§ Trecho da página:
Os profissionais de saúde são, hoje, a linha de frente no combate ao vírus, uma vez que as campanhas de prevenção não estão apresentando os resultados que seriam os desejáveis. Dessa forma, são os cuidados desses profissionais que significam a diferença entre a vida e a morte dos pacientes, além da gestão dos recursos dos hospitais e do sistema de saúde em geral.

Atualmente, o novo coronavírus já infectou quase 3 milhões de pessoas, com quase 100 mil mortos. Isso só no Brasil, sem considerar o restante do globo. No entanto, apesar de tantos infectados (há estudos que apontam para uma subnotificação que pode resultar em até 7 vezes mais gente com o vírus), ainda não se sabe bem ao certo como tratar a Covid-19, que é a doença causada pelo microorganismo.

No momento, a Covid-19 é tratada por via dos seus sintomas. Se a pessoa apresenta uma febre alta, por exemplo, ela recebe um antitérmico. Se a pessoa tem dificuldade para respirar, é levada para um centro de tratamento intensivo ou uma unidade de tratamento intensivo e recebe o apoio de um respirador para poder se recuperar.

Sendo assim, em doenças em que ainda não há um remédio que atue diretamente no causador do problema, a solução passa pela qualidade dos profissionais que atuam no atendimento aos pacientes.

São esses profissionais que estão combatendo todos os dias os sintomas dos vírus, ajudando os pacientes a reunir as forças necessárias para poder eliminar o coronavírus do sistema.

Atualmente, os profissionais da saúde engajados no combate contra o coronavírus podem ser definidos em três tipos: os administrativos, os da linha de frente e os pesquisadores.

Os profissionais administrativos são aqueles com responsabilidades de manter as máquinas rodando e fazer chegar ao destino os equipamentos de proteção, remédios e outros itens que os médicos precisam. Sem eles, ficaria muito difícil o combate ao vírus pela falta de munição ou proteção para ir até os hospitais.

Os profissionais da linha de frente são os médicos e enfermeiros que estão ajudando no tratamento direto com os doentes. Eles são os que estão em maior risco de contaminação pois lidam diariamente com pessoas infectadas pelo vírus e que podem agir como agentes contaminadores. Além dos médicos e enfermeiros, outros profissionais de saúde que oferecem serviços direta ou indiretamente na quarentena, seja fazendo atendimento virtual, seja com dicas e conteúdos educativos na Internet, também contam como profissionais da linha de frente.

Por fim, vale mencionar os pesquisadores. Eles fazem um serviço essencial de estudar o funcionamento do vírus para que seja possível estabelecer novas ações, protocolos e remédios para combater a Covid-19.

§ Detalhes do exercício: Segundo o trecho sobre os profissionais de saúde na pandemia, em quais três tipos se dividem os profissionais engajados no combate ao coronavírus?

§ Conjunto de dados:

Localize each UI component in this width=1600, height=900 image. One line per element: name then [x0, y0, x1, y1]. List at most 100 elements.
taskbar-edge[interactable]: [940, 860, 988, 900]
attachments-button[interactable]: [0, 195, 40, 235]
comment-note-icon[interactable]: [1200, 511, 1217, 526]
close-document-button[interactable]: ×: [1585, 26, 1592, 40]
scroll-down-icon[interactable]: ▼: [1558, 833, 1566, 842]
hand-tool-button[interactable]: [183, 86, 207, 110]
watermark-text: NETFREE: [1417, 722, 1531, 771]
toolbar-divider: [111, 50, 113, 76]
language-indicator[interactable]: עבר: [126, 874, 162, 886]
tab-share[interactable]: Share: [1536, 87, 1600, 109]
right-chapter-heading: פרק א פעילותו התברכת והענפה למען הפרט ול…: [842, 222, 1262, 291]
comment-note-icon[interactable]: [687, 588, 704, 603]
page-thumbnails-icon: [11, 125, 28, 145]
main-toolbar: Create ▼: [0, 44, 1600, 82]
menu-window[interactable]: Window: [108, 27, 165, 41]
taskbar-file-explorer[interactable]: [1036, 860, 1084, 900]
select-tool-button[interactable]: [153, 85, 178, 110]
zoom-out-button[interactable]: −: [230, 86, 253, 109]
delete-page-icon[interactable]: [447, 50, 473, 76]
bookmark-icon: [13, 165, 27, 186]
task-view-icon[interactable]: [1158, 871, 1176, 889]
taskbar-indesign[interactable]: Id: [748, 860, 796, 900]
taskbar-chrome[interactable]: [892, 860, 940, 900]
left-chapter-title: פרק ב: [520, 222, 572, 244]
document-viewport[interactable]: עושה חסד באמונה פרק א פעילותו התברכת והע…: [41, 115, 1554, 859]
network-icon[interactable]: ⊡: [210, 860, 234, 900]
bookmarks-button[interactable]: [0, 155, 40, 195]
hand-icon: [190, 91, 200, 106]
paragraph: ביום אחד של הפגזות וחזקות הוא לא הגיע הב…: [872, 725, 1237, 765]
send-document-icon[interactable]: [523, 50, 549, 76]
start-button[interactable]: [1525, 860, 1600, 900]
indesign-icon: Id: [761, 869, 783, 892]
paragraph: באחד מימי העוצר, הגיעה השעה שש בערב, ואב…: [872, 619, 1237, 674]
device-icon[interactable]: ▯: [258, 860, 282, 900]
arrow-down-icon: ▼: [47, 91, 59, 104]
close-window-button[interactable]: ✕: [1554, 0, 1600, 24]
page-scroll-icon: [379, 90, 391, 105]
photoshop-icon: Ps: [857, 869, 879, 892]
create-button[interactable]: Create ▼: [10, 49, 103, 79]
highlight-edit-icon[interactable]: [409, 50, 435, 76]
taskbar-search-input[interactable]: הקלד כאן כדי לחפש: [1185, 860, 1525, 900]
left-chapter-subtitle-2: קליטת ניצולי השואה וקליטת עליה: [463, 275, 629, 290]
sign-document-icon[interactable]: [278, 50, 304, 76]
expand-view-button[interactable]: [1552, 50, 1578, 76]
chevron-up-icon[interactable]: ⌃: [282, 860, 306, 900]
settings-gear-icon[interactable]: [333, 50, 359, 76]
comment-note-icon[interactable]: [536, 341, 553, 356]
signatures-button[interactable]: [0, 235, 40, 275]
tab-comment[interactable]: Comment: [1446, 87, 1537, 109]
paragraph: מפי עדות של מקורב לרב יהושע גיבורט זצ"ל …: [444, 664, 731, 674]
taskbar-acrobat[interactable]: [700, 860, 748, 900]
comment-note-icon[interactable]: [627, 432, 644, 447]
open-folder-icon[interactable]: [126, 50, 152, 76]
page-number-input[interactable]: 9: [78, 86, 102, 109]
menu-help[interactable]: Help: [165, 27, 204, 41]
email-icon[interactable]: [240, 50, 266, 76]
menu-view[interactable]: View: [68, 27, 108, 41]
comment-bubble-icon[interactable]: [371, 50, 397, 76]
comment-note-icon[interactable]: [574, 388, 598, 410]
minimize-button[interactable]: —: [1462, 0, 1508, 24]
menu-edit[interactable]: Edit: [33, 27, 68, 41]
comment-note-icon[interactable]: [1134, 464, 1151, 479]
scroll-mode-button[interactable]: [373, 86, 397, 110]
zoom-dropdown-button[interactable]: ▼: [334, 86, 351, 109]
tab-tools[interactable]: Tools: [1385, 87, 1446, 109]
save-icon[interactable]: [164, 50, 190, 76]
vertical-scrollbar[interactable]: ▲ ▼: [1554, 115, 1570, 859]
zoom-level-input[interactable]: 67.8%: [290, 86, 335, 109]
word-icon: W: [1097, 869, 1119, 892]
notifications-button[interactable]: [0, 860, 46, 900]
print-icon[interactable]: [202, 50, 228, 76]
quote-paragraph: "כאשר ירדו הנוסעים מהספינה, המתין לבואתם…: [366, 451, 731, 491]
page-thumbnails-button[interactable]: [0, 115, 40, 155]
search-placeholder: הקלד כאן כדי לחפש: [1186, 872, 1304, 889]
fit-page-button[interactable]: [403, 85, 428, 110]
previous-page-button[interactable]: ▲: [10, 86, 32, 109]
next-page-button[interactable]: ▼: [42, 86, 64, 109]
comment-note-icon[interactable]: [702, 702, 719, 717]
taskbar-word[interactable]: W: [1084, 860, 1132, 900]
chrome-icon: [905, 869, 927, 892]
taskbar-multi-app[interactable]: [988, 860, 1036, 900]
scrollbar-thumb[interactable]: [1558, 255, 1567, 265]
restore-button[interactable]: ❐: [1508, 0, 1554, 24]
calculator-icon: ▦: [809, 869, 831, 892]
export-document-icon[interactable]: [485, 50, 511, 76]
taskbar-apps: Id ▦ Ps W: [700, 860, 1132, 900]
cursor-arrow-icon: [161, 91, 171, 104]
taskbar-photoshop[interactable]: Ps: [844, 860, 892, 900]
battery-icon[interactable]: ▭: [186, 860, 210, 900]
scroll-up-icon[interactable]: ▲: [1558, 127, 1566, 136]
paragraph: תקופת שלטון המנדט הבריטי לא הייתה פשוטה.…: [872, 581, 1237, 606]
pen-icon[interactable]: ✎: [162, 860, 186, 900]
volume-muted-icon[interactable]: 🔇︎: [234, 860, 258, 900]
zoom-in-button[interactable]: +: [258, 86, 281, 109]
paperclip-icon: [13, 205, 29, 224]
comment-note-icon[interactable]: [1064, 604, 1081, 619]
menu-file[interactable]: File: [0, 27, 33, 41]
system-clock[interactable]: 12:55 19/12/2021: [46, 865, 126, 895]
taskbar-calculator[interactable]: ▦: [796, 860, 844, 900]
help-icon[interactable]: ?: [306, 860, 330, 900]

§ Solução do exercício: Os administrativos, os da linha de frente e os pesquisadores.